---- Supplied data

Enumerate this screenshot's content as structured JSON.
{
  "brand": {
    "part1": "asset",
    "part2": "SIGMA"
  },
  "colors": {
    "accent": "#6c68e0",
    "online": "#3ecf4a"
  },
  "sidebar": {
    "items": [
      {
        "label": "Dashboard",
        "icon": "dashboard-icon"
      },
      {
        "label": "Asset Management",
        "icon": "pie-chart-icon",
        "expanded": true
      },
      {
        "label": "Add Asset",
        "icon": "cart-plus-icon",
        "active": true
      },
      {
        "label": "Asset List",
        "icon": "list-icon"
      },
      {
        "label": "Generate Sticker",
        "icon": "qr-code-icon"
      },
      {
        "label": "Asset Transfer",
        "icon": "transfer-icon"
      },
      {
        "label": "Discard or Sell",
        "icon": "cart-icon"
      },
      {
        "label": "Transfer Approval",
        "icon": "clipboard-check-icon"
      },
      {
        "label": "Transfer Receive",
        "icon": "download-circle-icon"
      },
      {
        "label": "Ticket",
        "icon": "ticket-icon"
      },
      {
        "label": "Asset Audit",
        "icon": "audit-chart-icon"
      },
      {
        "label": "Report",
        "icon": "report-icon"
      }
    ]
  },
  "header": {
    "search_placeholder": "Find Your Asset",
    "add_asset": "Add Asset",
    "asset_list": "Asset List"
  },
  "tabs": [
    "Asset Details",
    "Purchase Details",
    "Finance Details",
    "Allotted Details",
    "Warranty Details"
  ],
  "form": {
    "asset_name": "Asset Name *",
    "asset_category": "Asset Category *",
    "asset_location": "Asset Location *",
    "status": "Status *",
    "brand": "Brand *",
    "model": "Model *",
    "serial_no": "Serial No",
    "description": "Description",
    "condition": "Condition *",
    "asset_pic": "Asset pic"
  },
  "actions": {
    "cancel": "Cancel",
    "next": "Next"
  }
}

--------

Write the data from above out again, exactly.

Enumerate this screenshot's content as structured JSON.
{
  "brand": {
    "part1": "asset",
    "part2": "SIGMA"
  },
  "colors": {
    "accent": "#6c68e0",
    "online": "#3ecf4a"
  },
  "sidebar": {
    "items": [
      {
        "label": "Dashboard",
        "icon": "dashboard-icon"
      },
      {
        "label": "Asset Management",
        "icon": "pie-chart-icon",
        "expanded": true
      },
      {
        "label": "Add Asset",
        "icon": "cart-plus-icon",
        "active": true
      },
      {
        "label": "Asset List",
        "icon": "list-icon"
      },
      {
        "label": "Generate Sticker",
        "icon": "qr-code-icon"
      },
      {
        "label": "Asset Transfer",
        "icon": "transfer-icon"
      },
      {
        "label": "Discard or Sell",
        "icon": "cart-icon"
      },
      {
        "label": "Transfer Approval",
        "icon": "clipboard-check-icon"
      },
      {
        "label": "Transfer Receive",
        "icon": "download-circle-icon"
      },
      {
        "label": "Ticket",
        "icon": "ticket-icon"
      },
      {
        "label": "Asset Audit",
        "icon": "audit-chart-icon"
      },
      {
        "label": "Report",
        "icon": "report-icon"
      }
    ]
  },
  "header": {
    "search_placeholder": "Find Your Asset",
    "add_asset": "Add Asset",
    "asset_list": "Asset List"
  },
  "tabs": [
    "Asset Details",
    "Purchase Details",
    "Finance Details",
    "Allotted Details",
    "Warranty Details"
  ],
  "form": {
    "asset_name": "Asset Name *",
    "asset_category": "Asset Category *",
    "asset_location": "Asset Location *",
    "status": "Status *",
    "brand": "Brand *",
    "model": "Model *",
    "serial_no": "Serial No",
    "description": "Description",
    "condition": "Condition *",
    "asset_pic": "Asset pic"
  },
  "actions": {
    "cancel": "Cancel",
    "next": "Next"
  }
}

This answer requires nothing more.